• _AIM OF THE EXERCISE_
Return each entry exactly, with none missing.
[START GIVEN INFORMATION]
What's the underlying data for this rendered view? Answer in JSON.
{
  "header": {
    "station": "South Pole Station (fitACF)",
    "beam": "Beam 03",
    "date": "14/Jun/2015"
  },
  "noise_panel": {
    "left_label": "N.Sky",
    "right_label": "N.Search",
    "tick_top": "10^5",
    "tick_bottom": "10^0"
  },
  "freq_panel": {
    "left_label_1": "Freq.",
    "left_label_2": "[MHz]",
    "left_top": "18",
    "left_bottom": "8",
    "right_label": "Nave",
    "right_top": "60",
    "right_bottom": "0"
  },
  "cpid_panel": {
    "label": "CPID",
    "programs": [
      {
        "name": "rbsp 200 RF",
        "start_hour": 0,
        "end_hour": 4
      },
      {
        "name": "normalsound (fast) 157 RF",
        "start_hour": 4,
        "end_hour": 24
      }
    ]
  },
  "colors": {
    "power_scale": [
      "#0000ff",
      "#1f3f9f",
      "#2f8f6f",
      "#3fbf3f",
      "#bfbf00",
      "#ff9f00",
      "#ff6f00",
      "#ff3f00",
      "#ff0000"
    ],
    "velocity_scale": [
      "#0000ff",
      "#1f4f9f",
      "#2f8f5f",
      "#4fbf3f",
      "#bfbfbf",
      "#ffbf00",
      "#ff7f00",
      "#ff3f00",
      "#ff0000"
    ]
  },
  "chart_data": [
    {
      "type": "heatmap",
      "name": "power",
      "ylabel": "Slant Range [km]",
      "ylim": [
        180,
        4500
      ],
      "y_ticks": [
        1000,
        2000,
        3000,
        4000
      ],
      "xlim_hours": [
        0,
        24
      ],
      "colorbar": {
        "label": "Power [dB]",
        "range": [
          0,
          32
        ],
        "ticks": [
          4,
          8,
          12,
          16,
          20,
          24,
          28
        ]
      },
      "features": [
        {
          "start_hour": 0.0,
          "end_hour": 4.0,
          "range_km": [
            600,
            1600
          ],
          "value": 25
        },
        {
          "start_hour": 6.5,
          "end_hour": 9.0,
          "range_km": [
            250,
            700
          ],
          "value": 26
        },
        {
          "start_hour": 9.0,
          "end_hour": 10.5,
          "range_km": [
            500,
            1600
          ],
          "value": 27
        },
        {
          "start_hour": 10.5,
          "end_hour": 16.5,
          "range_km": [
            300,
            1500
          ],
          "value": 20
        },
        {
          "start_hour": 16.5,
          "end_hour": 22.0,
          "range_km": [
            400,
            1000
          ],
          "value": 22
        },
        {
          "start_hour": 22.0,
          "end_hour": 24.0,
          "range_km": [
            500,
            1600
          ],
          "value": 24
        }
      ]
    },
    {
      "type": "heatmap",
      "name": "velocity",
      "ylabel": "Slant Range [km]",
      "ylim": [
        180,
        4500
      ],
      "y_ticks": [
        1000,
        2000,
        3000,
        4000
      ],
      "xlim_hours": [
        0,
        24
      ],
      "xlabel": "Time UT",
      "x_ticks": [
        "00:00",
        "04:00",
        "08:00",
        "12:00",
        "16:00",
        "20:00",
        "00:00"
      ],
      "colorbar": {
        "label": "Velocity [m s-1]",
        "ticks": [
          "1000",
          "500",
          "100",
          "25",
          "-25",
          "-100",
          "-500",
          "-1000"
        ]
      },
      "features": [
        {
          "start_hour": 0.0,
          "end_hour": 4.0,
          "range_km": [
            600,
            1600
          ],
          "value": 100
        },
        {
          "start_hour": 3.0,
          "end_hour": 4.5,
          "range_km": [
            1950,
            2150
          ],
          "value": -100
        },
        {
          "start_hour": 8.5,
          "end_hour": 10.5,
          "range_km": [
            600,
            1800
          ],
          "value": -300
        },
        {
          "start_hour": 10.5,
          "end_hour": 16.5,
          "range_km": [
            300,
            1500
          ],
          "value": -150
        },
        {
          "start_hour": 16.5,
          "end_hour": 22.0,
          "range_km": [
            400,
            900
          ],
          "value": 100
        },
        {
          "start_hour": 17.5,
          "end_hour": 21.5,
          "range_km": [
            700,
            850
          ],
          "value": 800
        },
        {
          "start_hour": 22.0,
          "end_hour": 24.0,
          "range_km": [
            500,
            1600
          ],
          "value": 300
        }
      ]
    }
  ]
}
[END GIVEN INFORMATION]
• _OUTPUT BELOW_
What's the underlying data for this rendered view? Answer in JSON.
{
  "header": {
    "station": "South Pole Station (fitACF)",
    "beam": "Beam 03",
    "date": "14/Jun/2015"
  },
  "noise_panel": {
    "left_label": "N.Sky",
    "right_label": "N.Search",
    "tick_top": "10^5",
    "tick_bottom": "10^0"
  },
  "freq_panel": {
    "left_label_1": "Freq.",
    "left_label_2": "[MHz]",
    "left_top": "18",
    "left_bottom": "8",
    "right_label": "Nave",
    "right_top": "60",
    "right_bottom": "0"
  },
  "cpid_panel": {
    "label": "CPID",
    "programs": [
      {
        "name": "rbsp 200 RF",
        "start_hour": 0,
        "end_hour": 4
      },
      {
        "name": "normalsound (fast) 157 RF",
        "start_hour": 4,
        "end_hour": 24
      }
    ]
  },
  "colors": {
    "power_scale": [
      "#0000ff",
      "#1f3f9f",
      "#2f8f6f",
      "#3fbf3f",
      "#bfbf00",
      "#ff9f00",
      "#ff6f00",
      "#ff3f00",
      "#ff0000"
    ],
    "velocity_scale": [
      "#0000ff",
      "#1f4f9f",
      "#2f8f5f",
      "#4fbf3f",
      "#bfbfbf",
      "#ffbf00",
      "#ff7f00",
      "#ff3f00",
      "#ff0000"
    ]
  },
  "chart_data": [
    {
      "type": "heatmap",
      "name": "power",
      "ylabel": "Slant Range [km]",
      "ylim": [
        180,
        4500
      ],
      "y_ticks": [
        1000,
        2000,
        3000,
        4000
      ],
      "xlim_hours": [
        0,
        24
      ],
      "colorbar": {
        "label": "Power [dB]",
        "range": [
          0,
          32
        ],
        "ticks": [
          4,
          8,
          12,
          16,
          20,
          24,
          28
        ]
      },
      "features": [
        {
          "start_hour": 0.0,
          "end_hour": 4.0,
          "range_km": [
            600,
            1600
          ],
          "value": 25
        },
        {
          "start_hour": 6.5,
          "end_hour": 9.0,
          "range_km": [
            250,
            700
          ],
          "value": 26
        },
        {
          "start_hour": 9.0,
          "end_hour": 10.5,
          "range_km": [
            500,
            1600
          ],
          "value": 27
        },
        {
          "start_hour": 10.5,
          "end_hour": 16.5,
          "range_km": [
            300,
            1500
          ],
          "value": 20
        },
        {
          "start_hour": 16.5,
          "end_hour": 22.0,
          "range_km": [
            400,
            1000
          ],
          "value": 22
        },
        {
          "start_hour": 22.0,
          "end_hour": 24.0,
          "range_km": [
            500,
            1600
          ],
          "value": 24
        }
      ]
    },
    {
      "type": "heatmap",
      "name": "velocity",
      "ylabel": "Slant Range [km]",
      "ylim": [
        180,
        4500
      ],
      "y_ticks": [
        1000,
        2000,
        3000,
        4000
      ],
      "xlim_hours": [
        0,
        24
      ],
      "xlabel": "Time UT",
      "x_ticks": [
        "00:00",
        "04:00",
        "08:00",
        "12:00",
        "16:00",
        "20:00",
        "00:00"
      ],
      "colorbar": {
        "label": "Velocity [m s-1]",
        "ticks": [
          "1000",
          "500",
          "100",
          "25",
          "-25",
          "-100",
          "-500",
          "-1000"
        ]
      },
      "features": [
        {
          "start_hour": 0.0,
          "end_hour": 4.0,
          "range_km": [
            600,
            1600
          ],
          "value": 100
        },
        {
          "start_hour": 3.0,
          "end_hour": 4.5,
          "range_km": [
            1950,
            2150
          ],
          "value": -100
        },
        {
          "start_hour": 8.5,
          "end_hour": 10.5,
          "range_km": [
            600,
            1800
          ],
          "value": -300
        },
        {
          "start_hour": 10.5,
          "end_hour": 16.5,
          "range_km": [
            300,
            1500
          ],
          "value": -150
        },
        {
          "start_hour": 16.5,
          "end_hour": 22.0,
          "range_km": [
            400,
            900
          ],
          "value": 100
        },
        {
          "start_hour": 17.5,
          "end_hour": 21.5,
          "range_km": [
            700,
            850
          ],
          "value": 800
        },
        {
          "start_hour": 22.0,
          "end_hour": 24.0,
          "range_km": [
            500,
            1600
          ],
          "value": 300
        }
      ]
    }
  ]
}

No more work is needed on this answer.